======== TEXT SEGMENT ========

# My Favorite “Spots” – Inshore 12/3/07



## HaMm3r (Dec 11, 2006)

The forecast for today had potential disaster written all over it, promising windy conditions, extreme low tides and a fair chance at rain.  







Just the way I like it!  







So, with the moon’s crescent gleaming down through a clear, star-filled sky, I set out to meet the dawn.

























Knowing that the predicted low tide levels were going to be right at the point where getting home would become an iffy prospect, and that the westerly winds would likely push water levels even lower, I needed to get in, get the job done and get back out before walking home became my only option.









Getting in was the easy part, and before the sun had even crested the horizon, I had the outboard shutdown, the troller in the water and the rods rigged and ready.

















Over the next half hour, I worked my way through a series of small creeks, where I managed to temporarily hook, but not land, two medium-sized trout.







 Eventually, I reached the place I was headed, and was thrilled when my first cast produced a 15” trout.

















Two or three casts later, and another lower slot speck found himself making a cameo appearance in my report.  







Shortly afterward, a 15” flattie came aboard, along with another trout, and another, and another, and another, then another flounder, then some more trout! This was almost becoming a workout…









































This guy was trying to muscle in on the action…Beat It!

















It didn't come out in the picture, but this was a truly beautiful trout. Really light coloration, with a lot of pink and blue through the body.

































Even though I was busy catching and releasing my scaly friends, I kept one eye on the approaching storms to the north. At one point, I was concerned that it would be both a wet and dry road home, but the weather blew through quickly with only a few light drops falling.

















So, by this time I was starting to think about the falling tide and heading back, when I noticed a decent sized wake in the distance, near a shallow creek bend.  







It was an area I’d never been through before, but I really wanted to pick up a red to complete my slam. What the heck…I could always campout until the tide comes back in, right?









As I got within casting distance of the spot, I saw a sudden explosion of shrimp or small minnows break the surface, followed by a seemingly huge wall of water, as a big redfish lunged after them.  







The water was so shallow and clear, that I could see the red within its own wake, and my heart leaped with excitement!









My first cast landed behind the fish, as I watched him turn and head to the opposite creek bank.  







Reeling back quickly, I cast again and inadvertently landed right in the bait pod the red was after. Amidst the resulting eruption of fleeing bait, my watermelon jerk shad must have appeared a far easier target and my drag began singing a joyous song!









It was one of those battles where you think you’ve got your prize again and again, and every time he runs you’re sure that the hook is gonna pull. But luck was with me and a beautiful, 26”, 7.5 pound, 12 spot red got a few photos taken and was set free unharmed.

























By this time, I just knew I should fire up the motor and start back, but damned if there wasn’t another big red hanging around that school of bait!







 Not surprisingly, the allure of a double legal slam was too great, and hooks were-a-flyin’ once again.  







Wham! Fish on! This one was good-sized also, but didn’t quite have the vigor of his bigger brother. As a matter of fact, I was in such a hurry to get underway, that I forgot to weigh and measure him.

========

GIVEN INSTRUCTION A: Reproduce the part of the fishing report that begins with the words containing "By this time, I" and ends with "were-a-flyin’ once again.".

======== SUPPLIED INFORMATION ========

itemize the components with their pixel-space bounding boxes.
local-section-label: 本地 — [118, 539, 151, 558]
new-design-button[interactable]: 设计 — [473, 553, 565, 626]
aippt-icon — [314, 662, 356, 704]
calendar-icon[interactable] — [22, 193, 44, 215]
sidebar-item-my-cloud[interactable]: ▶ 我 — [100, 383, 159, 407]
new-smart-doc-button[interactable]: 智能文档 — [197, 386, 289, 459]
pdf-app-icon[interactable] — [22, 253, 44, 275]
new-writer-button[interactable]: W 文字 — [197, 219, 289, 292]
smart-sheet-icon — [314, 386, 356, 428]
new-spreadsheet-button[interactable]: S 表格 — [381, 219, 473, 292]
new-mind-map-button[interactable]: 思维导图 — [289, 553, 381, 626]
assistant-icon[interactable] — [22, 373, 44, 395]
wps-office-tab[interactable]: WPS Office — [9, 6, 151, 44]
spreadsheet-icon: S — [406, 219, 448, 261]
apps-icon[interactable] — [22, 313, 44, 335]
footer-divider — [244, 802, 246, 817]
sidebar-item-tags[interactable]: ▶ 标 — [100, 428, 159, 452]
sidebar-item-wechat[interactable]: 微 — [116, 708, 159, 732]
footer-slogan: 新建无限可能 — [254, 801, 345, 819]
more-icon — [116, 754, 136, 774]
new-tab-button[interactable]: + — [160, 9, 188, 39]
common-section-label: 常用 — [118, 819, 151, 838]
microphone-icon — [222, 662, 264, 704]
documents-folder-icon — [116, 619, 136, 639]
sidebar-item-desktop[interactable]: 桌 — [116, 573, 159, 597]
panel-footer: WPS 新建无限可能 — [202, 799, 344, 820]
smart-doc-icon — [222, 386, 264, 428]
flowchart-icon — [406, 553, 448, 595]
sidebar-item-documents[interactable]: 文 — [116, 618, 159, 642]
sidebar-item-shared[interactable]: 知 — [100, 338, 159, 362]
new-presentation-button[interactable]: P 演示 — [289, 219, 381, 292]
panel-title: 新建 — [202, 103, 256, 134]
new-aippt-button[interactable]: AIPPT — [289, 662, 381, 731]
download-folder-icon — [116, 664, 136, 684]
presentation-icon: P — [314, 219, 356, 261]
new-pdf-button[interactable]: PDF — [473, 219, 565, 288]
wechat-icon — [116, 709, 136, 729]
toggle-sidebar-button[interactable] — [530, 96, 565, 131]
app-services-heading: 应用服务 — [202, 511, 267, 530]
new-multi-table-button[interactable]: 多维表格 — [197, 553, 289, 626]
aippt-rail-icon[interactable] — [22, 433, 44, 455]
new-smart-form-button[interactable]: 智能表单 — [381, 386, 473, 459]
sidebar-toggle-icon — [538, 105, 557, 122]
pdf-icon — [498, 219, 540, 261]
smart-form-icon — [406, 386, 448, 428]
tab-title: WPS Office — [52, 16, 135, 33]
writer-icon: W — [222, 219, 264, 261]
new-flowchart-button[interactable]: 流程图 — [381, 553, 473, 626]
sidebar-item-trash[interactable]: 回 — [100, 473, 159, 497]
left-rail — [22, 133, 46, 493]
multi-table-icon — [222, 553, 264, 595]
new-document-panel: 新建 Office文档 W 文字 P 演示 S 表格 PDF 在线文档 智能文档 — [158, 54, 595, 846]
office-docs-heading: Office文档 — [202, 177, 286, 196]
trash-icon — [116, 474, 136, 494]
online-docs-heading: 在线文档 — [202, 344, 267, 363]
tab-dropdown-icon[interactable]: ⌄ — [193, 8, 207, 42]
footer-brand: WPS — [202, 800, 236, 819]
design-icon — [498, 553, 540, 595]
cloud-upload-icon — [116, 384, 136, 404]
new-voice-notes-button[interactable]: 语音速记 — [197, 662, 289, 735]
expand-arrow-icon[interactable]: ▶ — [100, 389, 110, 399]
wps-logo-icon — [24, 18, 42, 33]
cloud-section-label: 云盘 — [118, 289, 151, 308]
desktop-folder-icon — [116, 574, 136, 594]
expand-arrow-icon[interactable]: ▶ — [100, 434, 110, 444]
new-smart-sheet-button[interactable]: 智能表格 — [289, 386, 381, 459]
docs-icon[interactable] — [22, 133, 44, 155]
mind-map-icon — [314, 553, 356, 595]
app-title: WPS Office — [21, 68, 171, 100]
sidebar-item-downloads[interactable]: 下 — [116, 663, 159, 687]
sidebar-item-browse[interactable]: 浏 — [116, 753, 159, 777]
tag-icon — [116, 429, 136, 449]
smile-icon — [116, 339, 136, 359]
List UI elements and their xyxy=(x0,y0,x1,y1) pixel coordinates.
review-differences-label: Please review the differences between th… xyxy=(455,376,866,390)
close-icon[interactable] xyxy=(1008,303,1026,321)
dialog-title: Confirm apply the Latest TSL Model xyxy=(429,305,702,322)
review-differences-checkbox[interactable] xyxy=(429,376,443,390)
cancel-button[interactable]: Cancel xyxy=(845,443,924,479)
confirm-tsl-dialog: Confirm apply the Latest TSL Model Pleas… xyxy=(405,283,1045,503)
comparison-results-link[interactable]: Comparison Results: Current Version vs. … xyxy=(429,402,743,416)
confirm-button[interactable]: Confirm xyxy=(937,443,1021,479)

========

GIVEN INSTRUCTION B: Transcribe the entries word for word, from their first line through the line containing "new-spreadsheet-button[interactable]: S 表格", and only those lines.

FULL ANSWER A:
By this time, I just knew I should fire up the motor and start back, but damned if there wasn’t another big red hanging around that school of bait!







 Not surprisingly, the allure of a double legal slam was too great, and hooks were-a-flyin’ once again.

FULL ANSWER B:
itemize the components with their pixel-space bounding boxes.
local-section-label: 本地 — [118, 539, 151, 558]
new-design-button[interactable]: 设计 — [473, 553, 565, 626]
aippt-icon — [314, 662, 356, 704]
calendar-icon[interactable] — [22, 193, 44, 215]
sidebar-item-my-cloud[interactable]: ▶ 我 — [100, 383, 159, 407]
new-smart-doc-button[interactable]: 智能文档 — [197, 386, 289, 459]
pdf-app-icon[interactable] — [22, 253, 44, 275]
new-writer-button[interactable]: W 文字 — [197, 219, 289, 292]
smart-sheet-icon — [314, 386, 356, 428]
new-spreadsheet-button[interactable]: S 表格 — [381, 219, 473, 292]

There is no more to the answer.